┌─ MATERIAL FOR THIS EXERCISE
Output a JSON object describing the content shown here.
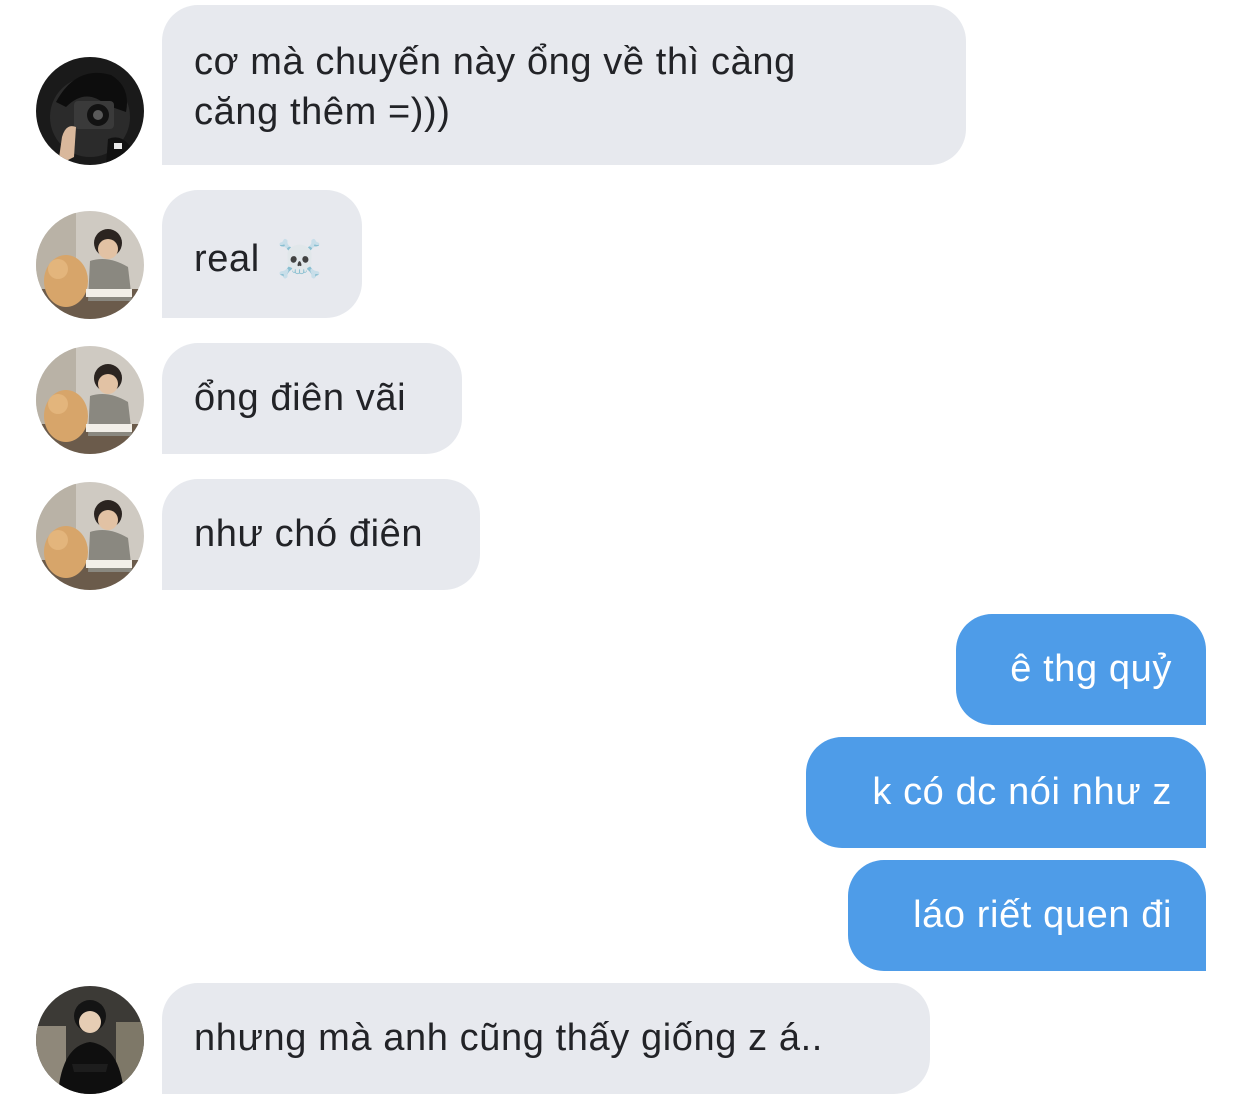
{
  "messages": [
    {
      "sender": "friend1",
      "direction": "in",
      "lines": [
        "cơ mà chuyến này ổng về thì càng",
        "căng thêm =)))"
      ]
    },
    {
      "sender": "friend2",
      "direction": "in",
      "text": "real",
      "emoji": "☠️"
    },
    {
      "sender": "friend2",
      "direction": "in",
      "text": "ổng điên vãi"
    },
    {
      "sender": "friend2",
      "direction": "in",
      "text": "như chó điên"
    },
    {
      "sender": "me",
      "direction": "out",
      "text": "ê thg quỷ"
    },
    {
      "sender": "me",
      "direction": "out",
      "text": "k có dc nói như z"
    },
    {
      "sender": "me",
      "direction": "out",
      "text": "láo riết quen đi"
    },
    {
      "sender": "friend3",
      "direction": "in",
      "text": "nhưng mà anh cũng thấy giống z á.."
    }
  ],
  "colors": {
    "incoming_bubble": "#e7e9ee",
    "incoming_text": "#222327",
    "outgoing_bubble": "#4e9ce8",
    "outgoing_text": "#ffffff",
    "background": "#ffffff"
  },
  "avatars": {
    "friend1": "camera-photographer-avatar",
    "friend2": "person-with-cat-avatar",
    "friend3": "person-in-black-avatar"
  }
}
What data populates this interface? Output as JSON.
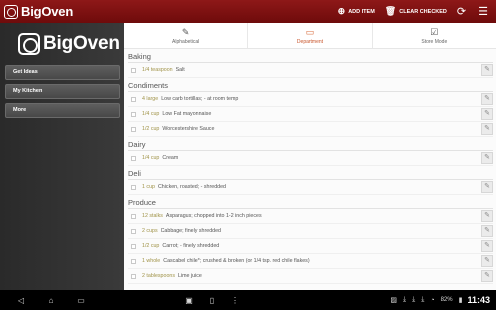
{
  "app": {
    "title": "BigOven"
  },
  "actionbar": {
    "add_item": "ADD ITEM",
    "clear_checked": "CLEAR CHECKED",
    "add_icon": "plus-circle-icon",
    "trash_icon": "trash-icon",
    "refresh_icon": "refresh-icon",
    "settings_icon": "sliders-icon"
  },
  "drawer": {
    "logo": "BigOven",
    "items": [
      {
        "label": "Get Ideas"
      },
      {
        "label": "My Kitchen"
      },
      {
        "label": "More"
      }
    ]
  },
  "tabs": [
    {
      "label": "Alphabetical",
      "icon": "pencil-icon",
      "active": false
    },
    {
      "label": "Department",
      "icon": "folder-icon",
      "active": true
    },
    {
      "label": "Store Mode",
      "icon": "checkbox-icon",
      "active": false
    }
  ],
  "list": {
    "sections": [
      {
        "title": "Baking",
        "items": [
          {
            "qty": "1/4 teaspoon",
            "name": "Salt"
          }
        ]
      },
      {
        "title": "Condiments",
        "items": [
          {
            "qty": "4 large",
            "name": "Low carb tortillas; - at room temp"
          },
          {
            "qty": "1/4 cup",
            "name": "Low Fat mayonnaise"
          },
          {
            "qty": "1/2 cup",
            "name": "Worcestershire Sauce"
          }
        ]
      },
      {
        "title": "Dairy",
        "items": [
          {
            "qty": "1/4 cup",
            "name": "Cream"
          }
        ]
      },
      {
        "title": "Deli",
        "items": [
          {
            "qty": "1 cup",
            "name": "Chicken, roasted; - shredded"
          }
        ]
      },
      {
        "title": "Produce",
        "items": [
          {
            "qty": "12 stalks",
            "name": "Asparagus; chopped into 1-2 inch pieces"
          },
          {
            "qty": "2 cups",
            "name": "Cabbage; finely shredded"
          },
          {
            "qty": "1/2 cup",
            "name": "Carrot; - finely shredded"
          },
          {
            "qty": "1 whole",
            "name": "Cascabel chile*; crushed & broken (or 1/4 tsp. red chile flakes)"
          },
          {
            "qty": "2 tablespoons",
            "name": "Lime juice"
          }
        ]
      }
    ]
  },
  "statusbar": {
    "time": "11:43",
    "battery": "82%"
  }
}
└─
WORK INSTRUCTIONS
Track down every line holding the string "shredded" and copy it.

RESULT OF THIS TASK
            "name": "Chicken, roasted; - shredded"
            "name": "Cabbage; finely shredded"
            "name": "Carrot; - finely shredded"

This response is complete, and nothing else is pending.